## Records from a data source

## start

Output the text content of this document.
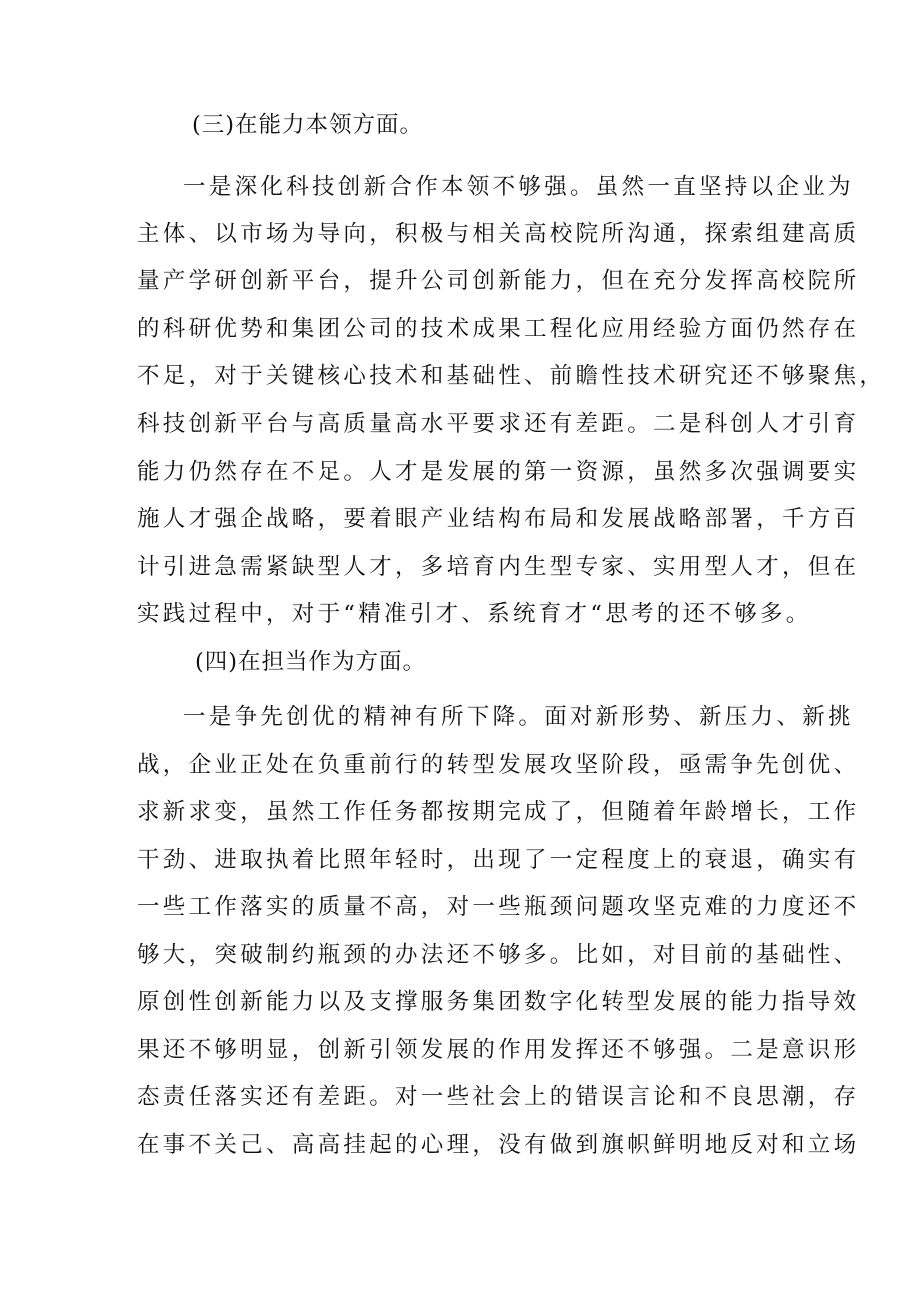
(三)在能力本领方面。
一是深化科技创新合作本领不够强。虽然一直坚持以企业为
主体、以市场为导向，积极与相关高校院所沟通，探索组建高质
量产学研创新平台，提升公司创新能力，但在充分发挥高校院所
的科研优势和集团公司的技术成果工程化应用经验方面仍然存在
不足，对于关键核心技术和基础性、前瞻性技术研究还不够聚焦，
科技创新平台与高质量高水平要求还有差距。二是科创人才引育
能力仍然存在不足。人才是发展的第一资源，虽然多次强调要实
施人才强企战略，要着眼产业结构布局和发展战略部署，千方百
计引进急需紧缺型人才，多培育内生型专家、实用型人才，但在
实践过程中，对于“精准引才、系统育才“思考的还不够多。
(四)在担当作为方面。
一是争先创优的精神有所下降。面对新形势、新压力、新挑
战，企业正处在负重前行的转型发展攻坚阶段，亟需争先创优、
求新求变，虽然工作任务都按期完成了，但随着年龄增长，工作
干劲、进取执着比照年轻时，出现了一定程度上的衰退，确实有
一些工作落实的质量不高，对一些瓶颈问题攻坚克难的力度还不
够大，突破制约瓶颈的办法还不够多。比如，对目前的基础性、
原创性创新能力以及支撑服务集团数字化转型发展的能力指导效
果还不够明显，创新引领发展的作用发挥还不够强。二是意识形
态责任落实还有差距。对一些社会上的错误言论和不良思潮，存
在事不关己、高高挂起的心理，没有做到旗帜鲜明地反对和立场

## end

Print every entry exactly as written, without the pictures.

Output the text content of this document.
(三)在能力本领方面。
一是深化科技创新合作本领不够强。虽然一直坚持以企业为
主体、以市场为导向，积极与相关高校院所沟通，探索组建高质
量产学研创新平台，提升公司创新能力，但在充分发挥高校院所
的科研优势和集团公司的技术成果工程化应用经验方面仍然存在
不足，对于关键核心技术和基础性、前瞻性技术研究还不够聚焦，
科技创新平台与高质量高水平要求还有差距。二是科创人才引育
能力仍然存在不足。人才是发展的第一资源，虽然多次强调要实
施人才强企战略，要着眼产业结构布局和发展战略部署，千方百
计引进急需紧缺型人才，多培育内生型专家、实用型人才，但在
实践过程中，对于“精准引才、系统育才“思考的还不够多。
(四)在担当作为方面。
一是争先创优的精神有所下降。面对新形势、新压力、新挑
战，企业正处在负重前行的转型发展攻坚阶段，亟需争先创优、
求新求变，虽然工作任务都按期完成了，但随着年龄增长，工作
干劲、进取执着比照年轻时，出现了一定程度上的衰退，确实有
一些工作落实的质量不高，对一些瓶颈问题攻坚克难的力度还不
够大，突破制约瓶颈的办法还不够多。比如，对目前的基础性、
原创性创新能力以及支撑服务集团数字化转型发展的能力指导效
果还不够明显，创新引领发展的作用发挥还不够强。二是意识形
态责任落实还有差距。对一些社会上的错误言论和不良思潮，存
在事不关己、高高挂起的心理，没有做到旗帜鲜明地反对和立场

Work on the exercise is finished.